— ENTRIES SHOWN —
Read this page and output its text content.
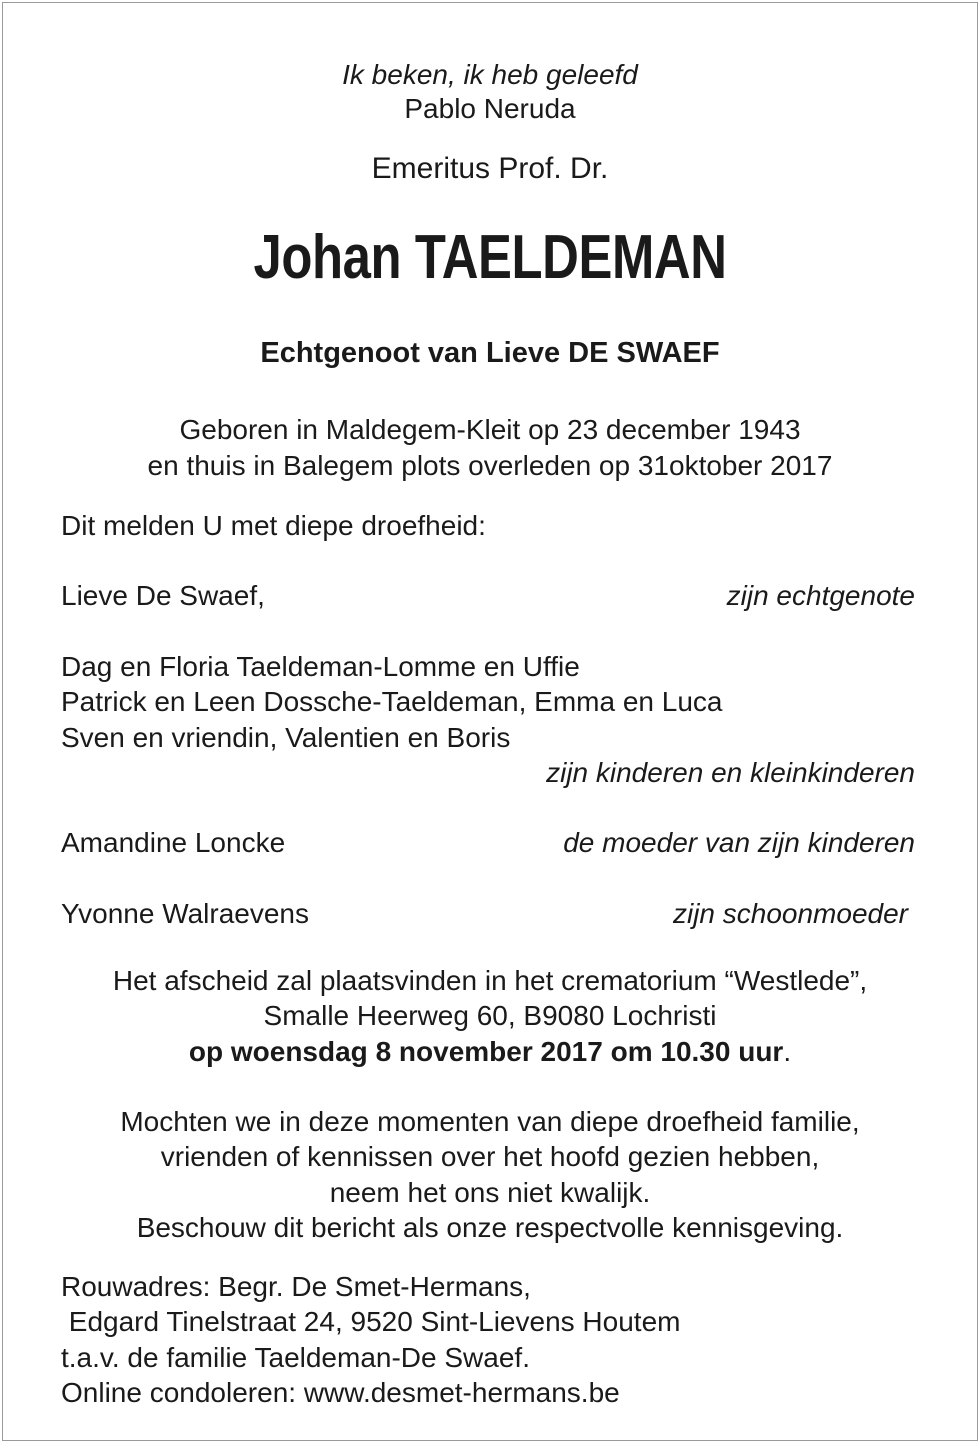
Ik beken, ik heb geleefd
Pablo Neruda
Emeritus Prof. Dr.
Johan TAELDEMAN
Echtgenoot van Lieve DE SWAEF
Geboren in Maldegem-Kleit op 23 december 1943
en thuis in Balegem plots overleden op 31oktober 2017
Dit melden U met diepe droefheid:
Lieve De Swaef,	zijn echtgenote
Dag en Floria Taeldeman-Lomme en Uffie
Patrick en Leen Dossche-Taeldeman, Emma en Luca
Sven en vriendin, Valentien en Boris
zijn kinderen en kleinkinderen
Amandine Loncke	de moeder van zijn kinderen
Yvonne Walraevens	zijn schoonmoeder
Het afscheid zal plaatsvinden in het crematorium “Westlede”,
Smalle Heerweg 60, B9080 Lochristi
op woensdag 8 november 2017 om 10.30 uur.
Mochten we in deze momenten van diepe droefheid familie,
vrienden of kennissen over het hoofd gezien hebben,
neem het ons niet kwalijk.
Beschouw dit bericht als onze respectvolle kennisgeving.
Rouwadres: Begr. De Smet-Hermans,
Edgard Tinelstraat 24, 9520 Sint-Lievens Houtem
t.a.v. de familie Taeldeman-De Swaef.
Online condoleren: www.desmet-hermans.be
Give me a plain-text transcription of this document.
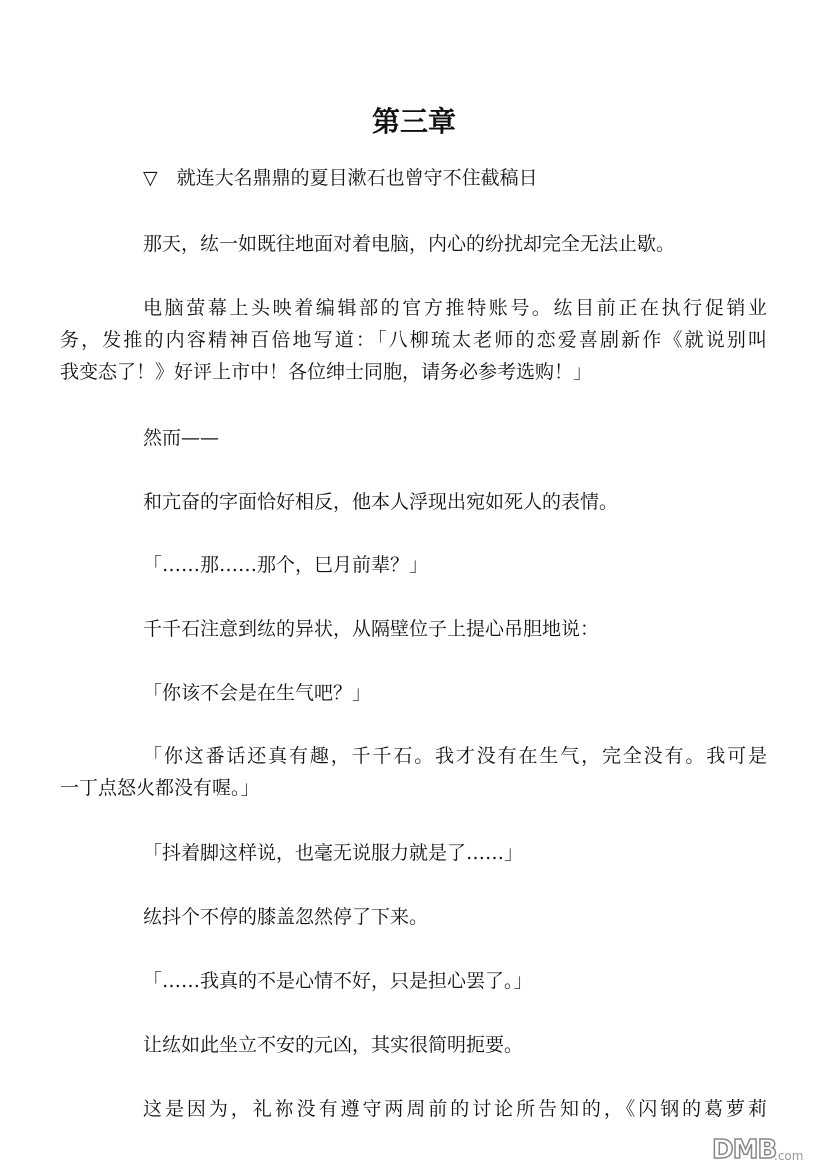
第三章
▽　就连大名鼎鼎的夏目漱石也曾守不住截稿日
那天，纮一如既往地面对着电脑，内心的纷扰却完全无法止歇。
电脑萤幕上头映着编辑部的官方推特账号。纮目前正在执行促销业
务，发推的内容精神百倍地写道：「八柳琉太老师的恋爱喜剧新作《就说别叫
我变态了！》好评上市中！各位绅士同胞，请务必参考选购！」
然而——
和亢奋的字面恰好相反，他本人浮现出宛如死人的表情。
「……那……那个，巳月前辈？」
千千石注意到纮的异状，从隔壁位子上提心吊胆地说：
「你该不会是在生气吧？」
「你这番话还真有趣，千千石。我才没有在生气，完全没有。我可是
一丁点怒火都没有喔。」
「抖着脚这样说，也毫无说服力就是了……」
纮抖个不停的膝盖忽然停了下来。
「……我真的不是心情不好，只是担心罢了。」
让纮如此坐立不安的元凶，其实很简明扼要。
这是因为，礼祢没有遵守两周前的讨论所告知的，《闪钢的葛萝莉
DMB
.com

— EXERCISE PROMPT —
Establish how many lines of the material above hold the word "droefheid". Nothing but the count should be returned.

— EXERCISE OUTPUT —
2